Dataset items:
------

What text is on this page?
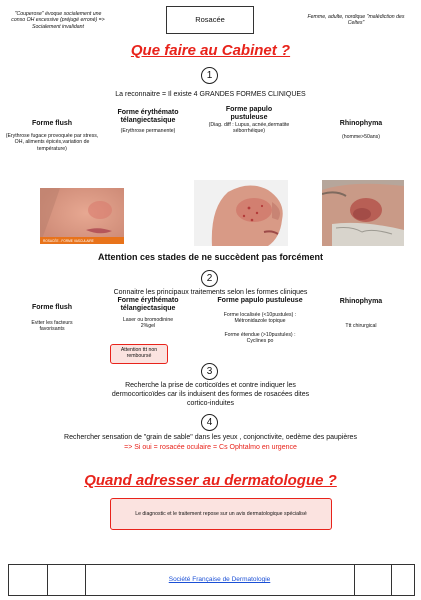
"Couperose" évoque socialement une conso OH excessive (préjugé erroné) => Socialement invalidant
Rosacée	Femme, adulte, nordique "malédiction des Celtes"
Que faire au Cabinet ?
1
La reconnaitre = Il existe 4 GRANDES FORMES CLINIQUES
Forme flush
(Erythrose fugace provoquée par stress, OH, aliments épicés,variation de température)
Forme érythémato télangiectasique
(Erythrose permanente)
Forme papulo pustuleuse
(Diag. diff : Lupus, acnée,dermatite séborrhéique)
Rhinophyma
(homme>50ans)
ROSACÉE - FORME VASCULAIRE
Attention ces stades de ne succèdent pas forcément
2
Connaitre les principaux traitements selon les formes cliniques
Forme flush
Eviter les facteurs favorisants
Forme érythémato télangiectasique
Laser ou bromodinine 2%gel
Attention ttt non remboursé
Forme papulo pustuleuse
Forme localisée (<10pustules) : Métronidazole topique
Forme étendue (>10pustules) : Cyclines po
Rhinophyma
Ttt chirurgical
3
Recherche la prise de corticoïdes et contre indiquer les dermocorticoïdes car ils induisent des formes de rosacées dites cortico-induites
4
Rechercher sensation de "grain de sable" dans les yeux , conjonctivite, oedème des paupières
=> Si oui = rosacée oculaire = Cs Ophtalmo en urgence
Quand adresser au dermatologue ?
Le diagnostic et le traitement repose sur un avis dermatologique spécialisé
Société Française de Dermatologie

------

(Description of the task)
Give all the entries again exactly, dropping each picture.

(Solution)
What text is on this page?
"Couperose" évoque socialement une conso OH excessive (préjugé erroné) => Socialement invalidant
Rosacée	Femme, adulte, nordique "malédiction des Celtes"
Que faire au Cabinet ?
1
La reconnaitre = Il existe 4 GRANDES FORMES CLINIQUES
Forme flush
(Erythrose fugace provoquée par stress, OH, aliments épicés,variation de température)
Forme érythémato télangiectasique
(Erythrose permanente)
Forme papulo pustuleuse
(Diag. diff : Lupus, acnée,dermatite séborrhéique)
Rhinophyma
(homme>50ans)
ROSACÉE - FORME VASCULAIRE
Attention ces stades de ne succèdent pas forcément
2
Connaitre les principaux traitements selon les formes cliniques
Forme flush
Eviter les facteurs favorisants
Forme érythémato télangiectasique
Laser ou bromodinine 2%gel
Attention ttt non remboursé
Forme papulo pustuleuse
Forme localisée (<10pustules) : Métronidazole topique
Forme étendue (>10pustules) : Cyclines po
Rhinophyma
Ttt chirurgical
3
Recherche la prise de corticoïdes et contre indiquer les dermocorticoïdes car ils induisent des formes de rosacées dites cortico-induites
4
Rechercher sensation de "grain de sable" dans les yeux , conjonctivite, oedème des paupières
=> Si oui = rosacée oculaire = Cs Ophtalmo en urgence
Quand adresser au dermatologue ?
Le diagnostic et le traitement repose sur un avis dermatologique spécialisé
Société Française de Dermatologie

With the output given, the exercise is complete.